→ DESCRIPTION OF THE TASK: Below are entries to be transcribed exactly; exclude the pictures from the copy.

[Figure dataset records]
============

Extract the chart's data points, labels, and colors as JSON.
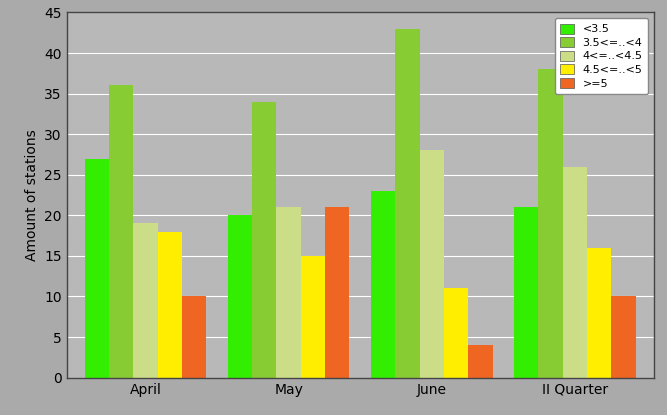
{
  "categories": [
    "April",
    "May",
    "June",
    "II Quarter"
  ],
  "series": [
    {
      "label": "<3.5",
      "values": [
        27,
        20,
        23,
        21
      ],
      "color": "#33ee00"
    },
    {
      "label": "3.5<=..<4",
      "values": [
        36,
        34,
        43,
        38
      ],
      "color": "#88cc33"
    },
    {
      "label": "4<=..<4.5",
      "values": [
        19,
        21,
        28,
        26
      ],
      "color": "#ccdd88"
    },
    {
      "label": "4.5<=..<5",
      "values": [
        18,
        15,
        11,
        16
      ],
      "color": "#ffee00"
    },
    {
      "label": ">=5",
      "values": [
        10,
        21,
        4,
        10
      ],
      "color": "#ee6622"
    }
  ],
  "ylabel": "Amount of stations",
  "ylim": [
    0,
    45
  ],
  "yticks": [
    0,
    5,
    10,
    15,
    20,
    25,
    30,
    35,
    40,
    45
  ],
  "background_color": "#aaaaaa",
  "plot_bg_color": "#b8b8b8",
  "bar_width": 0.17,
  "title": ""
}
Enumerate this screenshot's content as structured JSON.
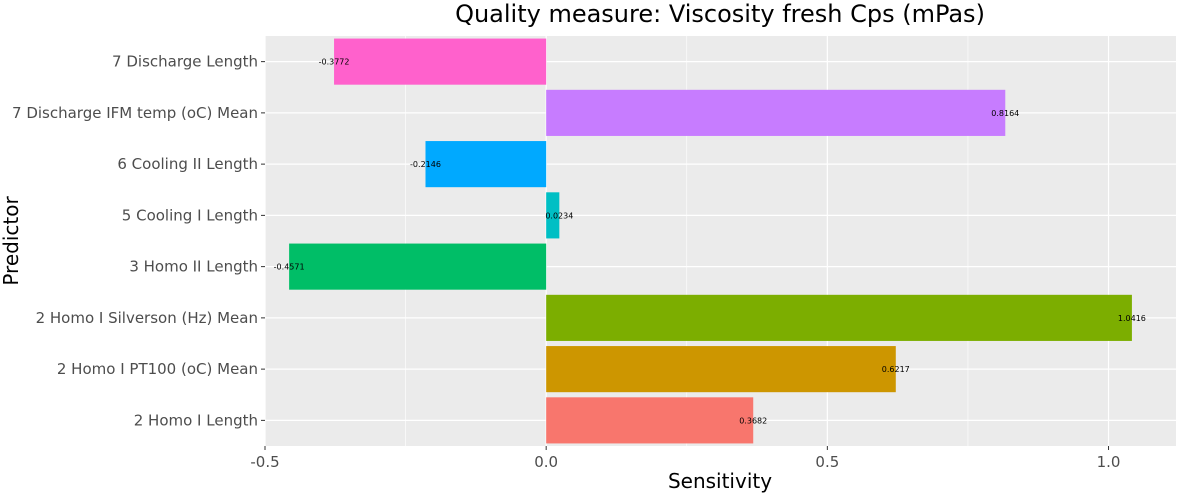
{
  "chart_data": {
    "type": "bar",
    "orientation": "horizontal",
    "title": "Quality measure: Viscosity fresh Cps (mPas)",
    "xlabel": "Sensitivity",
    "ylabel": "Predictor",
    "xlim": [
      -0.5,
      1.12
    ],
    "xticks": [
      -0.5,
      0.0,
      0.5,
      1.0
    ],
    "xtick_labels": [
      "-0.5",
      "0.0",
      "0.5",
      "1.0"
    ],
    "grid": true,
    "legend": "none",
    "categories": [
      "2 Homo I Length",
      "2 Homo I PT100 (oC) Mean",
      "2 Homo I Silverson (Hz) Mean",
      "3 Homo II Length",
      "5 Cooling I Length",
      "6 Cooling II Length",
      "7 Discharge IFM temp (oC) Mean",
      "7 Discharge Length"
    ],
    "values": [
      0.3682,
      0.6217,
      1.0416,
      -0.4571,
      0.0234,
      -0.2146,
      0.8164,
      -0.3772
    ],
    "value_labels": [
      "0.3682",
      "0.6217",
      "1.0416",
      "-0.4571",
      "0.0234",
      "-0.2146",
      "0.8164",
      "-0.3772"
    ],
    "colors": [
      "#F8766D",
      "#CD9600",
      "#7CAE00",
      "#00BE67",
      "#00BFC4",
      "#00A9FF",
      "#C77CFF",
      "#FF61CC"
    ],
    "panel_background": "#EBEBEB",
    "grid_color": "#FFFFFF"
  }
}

============

→ RESPONSE:
Extract the chart's data points, labels, and colors as JSON.
{
  "categories": [
    "April",
    "May",
    "June",
    "II Quarter"
  ],
  "series": [
    {
      "label": "<3.5",
      "values": [
        27,
        20,
        23,
        21
      ],
      "color": "#33ee00"
    },
    {
      "label": "3.5<=..<4",
      "values": [
        36,
        34,
        43,
        38
      ],
      "color": "#88cc33"
    },
    {
      "label": "4<=..<4.5",
      "values": [
        19,
        21,
        28,
        26
      ],
      "color": "#ccdd88"
    },
    {
      "label": "4.5<=..<5",
      "values": [
        18,
        15,
        11,
        16
      ],
      "color": "#ffee00"
    },
    {
      "label": ">=5",
      "values": [
        10,
        21,
        4,
        10
      ],
      "color": "#ee6622"
    }
  ],
  "ylabel": "Amount of stations",
  "ylim": [
    0,
    45
  ],
  "yticks": [
    0,
    5,
    10,
    15,
    20,
    25,
    30,
    35,
    40,
    45
  ],
  "background_color": "#aaaaaa",
  "plot_bg_color": "#b8b8b8",
  "bar_width": 0.17,
  "title": ""
}
Enumerate this screenshot's content as structured JSON.
{
  "chart_data": {
    "type": "bar",
    "orientation": "horizontal",
    "title": "Quality measure: Viscosity fresh Cps (mPas)",
    "xlabel": "Sensitivity",
    "ylabel": "Predictor",
    "xlim": [
      -0.5,
      1.12
    ],
    "xticks": [
      -0.5,
      0.0,
      0.5,
      1.0
    ],
    "xtick_labels": [
      "-0.5",
      "0.0",
      "0.5",
      "1.0"
    ],
    "grid": true,
    "legend": "none",
    "categories": [
      "2 Homo I Length",
      "2 Homo I PT100 (oC) Mean",
      "2 Homo I Silverson (Hz) Mean",
      "3 Homo II Length",
      "5 Cooling I Length",
      "6 Cooling II Length",
      "7 Discharge IFM temp (oC) Mean",
      "7 Discharge Length"
    ],
    "values": [
      0.3682,
      0.6217,
      1.0416,
      -0.4571,
      0.0234,
      -0.2146,
      0.8164,
      -0.3772
    ],
    "value_labels": [
      "0.3682",
      "0.6217",
      "1.0416",
      "-0.4571",
      "0.0234",
      "-0.2146",
      "0.8164",
      "-0.3772"
    ],
    "colors": [
      "#F8766D",
      "#CD9600",
      "#7CAE00",
      "#00BE67",
      "#00BFC4",
      "#00A9FF",
      "#C77CFF",
      "#FF61CC"
    ],
    "panel_background": "#EBEBEB",
    "grid_color": "#FFFFFF"
  }
}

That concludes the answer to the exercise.